Exercise goal:
Extract each line containing the string "filtri".

Records to use:
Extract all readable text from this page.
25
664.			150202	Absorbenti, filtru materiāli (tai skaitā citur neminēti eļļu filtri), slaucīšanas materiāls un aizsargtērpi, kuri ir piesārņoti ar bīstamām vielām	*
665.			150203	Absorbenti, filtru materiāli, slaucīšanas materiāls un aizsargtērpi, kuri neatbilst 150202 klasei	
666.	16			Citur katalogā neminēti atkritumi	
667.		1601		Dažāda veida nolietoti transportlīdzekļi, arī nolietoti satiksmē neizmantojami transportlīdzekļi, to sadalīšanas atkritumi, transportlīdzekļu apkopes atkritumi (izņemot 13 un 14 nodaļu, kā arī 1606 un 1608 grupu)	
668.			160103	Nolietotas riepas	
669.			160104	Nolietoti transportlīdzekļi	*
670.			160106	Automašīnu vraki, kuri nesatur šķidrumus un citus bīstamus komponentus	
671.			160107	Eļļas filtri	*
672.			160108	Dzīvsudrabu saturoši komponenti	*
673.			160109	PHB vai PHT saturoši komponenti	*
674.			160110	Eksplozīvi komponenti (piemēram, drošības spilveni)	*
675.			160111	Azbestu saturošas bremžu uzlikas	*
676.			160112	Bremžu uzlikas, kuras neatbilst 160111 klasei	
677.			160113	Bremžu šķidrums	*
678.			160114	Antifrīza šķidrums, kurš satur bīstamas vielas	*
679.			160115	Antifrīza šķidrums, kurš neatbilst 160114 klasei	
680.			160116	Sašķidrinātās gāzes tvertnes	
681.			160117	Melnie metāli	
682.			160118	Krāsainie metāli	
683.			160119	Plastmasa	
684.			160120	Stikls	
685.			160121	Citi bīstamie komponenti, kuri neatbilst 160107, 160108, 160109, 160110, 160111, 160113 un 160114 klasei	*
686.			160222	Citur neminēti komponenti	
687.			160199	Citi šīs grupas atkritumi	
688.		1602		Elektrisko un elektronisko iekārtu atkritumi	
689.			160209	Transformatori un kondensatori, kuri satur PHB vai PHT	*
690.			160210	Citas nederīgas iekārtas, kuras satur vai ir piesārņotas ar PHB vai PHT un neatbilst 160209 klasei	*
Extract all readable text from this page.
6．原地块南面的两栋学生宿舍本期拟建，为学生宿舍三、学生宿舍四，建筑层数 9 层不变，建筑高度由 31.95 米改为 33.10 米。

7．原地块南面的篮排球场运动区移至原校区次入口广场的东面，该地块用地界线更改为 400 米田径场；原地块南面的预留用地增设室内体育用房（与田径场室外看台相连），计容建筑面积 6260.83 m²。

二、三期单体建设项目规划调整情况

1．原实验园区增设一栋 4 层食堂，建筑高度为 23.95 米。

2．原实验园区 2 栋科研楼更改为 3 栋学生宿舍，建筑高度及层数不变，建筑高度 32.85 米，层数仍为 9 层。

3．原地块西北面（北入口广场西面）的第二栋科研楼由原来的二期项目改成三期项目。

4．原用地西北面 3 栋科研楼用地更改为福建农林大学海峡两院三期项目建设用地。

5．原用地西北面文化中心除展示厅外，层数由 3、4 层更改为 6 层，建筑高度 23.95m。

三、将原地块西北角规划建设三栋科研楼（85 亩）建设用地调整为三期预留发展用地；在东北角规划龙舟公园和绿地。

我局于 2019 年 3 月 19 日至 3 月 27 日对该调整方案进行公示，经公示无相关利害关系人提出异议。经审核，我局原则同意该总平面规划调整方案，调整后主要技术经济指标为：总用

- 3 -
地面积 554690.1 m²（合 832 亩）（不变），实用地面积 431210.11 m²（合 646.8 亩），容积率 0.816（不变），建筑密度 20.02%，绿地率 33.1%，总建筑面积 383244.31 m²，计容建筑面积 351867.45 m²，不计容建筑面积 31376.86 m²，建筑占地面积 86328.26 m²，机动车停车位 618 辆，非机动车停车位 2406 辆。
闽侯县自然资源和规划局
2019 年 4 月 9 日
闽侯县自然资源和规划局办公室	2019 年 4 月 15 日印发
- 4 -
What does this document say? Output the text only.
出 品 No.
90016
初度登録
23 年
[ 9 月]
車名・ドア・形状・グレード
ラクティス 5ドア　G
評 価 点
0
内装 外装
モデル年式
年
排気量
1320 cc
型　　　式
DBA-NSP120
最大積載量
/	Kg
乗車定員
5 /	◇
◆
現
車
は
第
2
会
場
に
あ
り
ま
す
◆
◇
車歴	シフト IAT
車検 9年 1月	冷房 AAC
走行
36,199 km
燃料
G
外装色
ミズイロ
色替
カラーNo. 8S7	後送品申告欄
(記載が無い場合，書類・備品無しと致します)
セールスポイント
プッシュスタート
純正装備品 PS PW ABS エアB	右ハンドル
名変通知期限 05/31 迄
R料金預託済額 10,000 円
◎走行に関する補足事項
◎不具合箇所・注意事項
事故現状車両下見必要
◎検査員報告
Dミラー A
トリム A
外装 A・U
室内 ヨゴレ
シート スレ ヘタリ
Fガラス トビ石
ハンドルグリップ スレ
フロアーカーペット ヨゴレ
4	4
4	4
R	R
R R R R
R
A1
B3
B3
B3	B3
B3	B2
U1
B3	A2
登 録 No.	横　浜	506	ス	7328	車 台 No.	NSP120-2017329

Correct response:
664.			150202	Absorbenti, filtru materiāli (tai skaitā citur neminēti eļļu filtri), slaucīšanas materiāls un aizsargtērpi, kuri ir piesārņoti ar bīstamām vielām	*
671.			160107	Eļļas filtri	*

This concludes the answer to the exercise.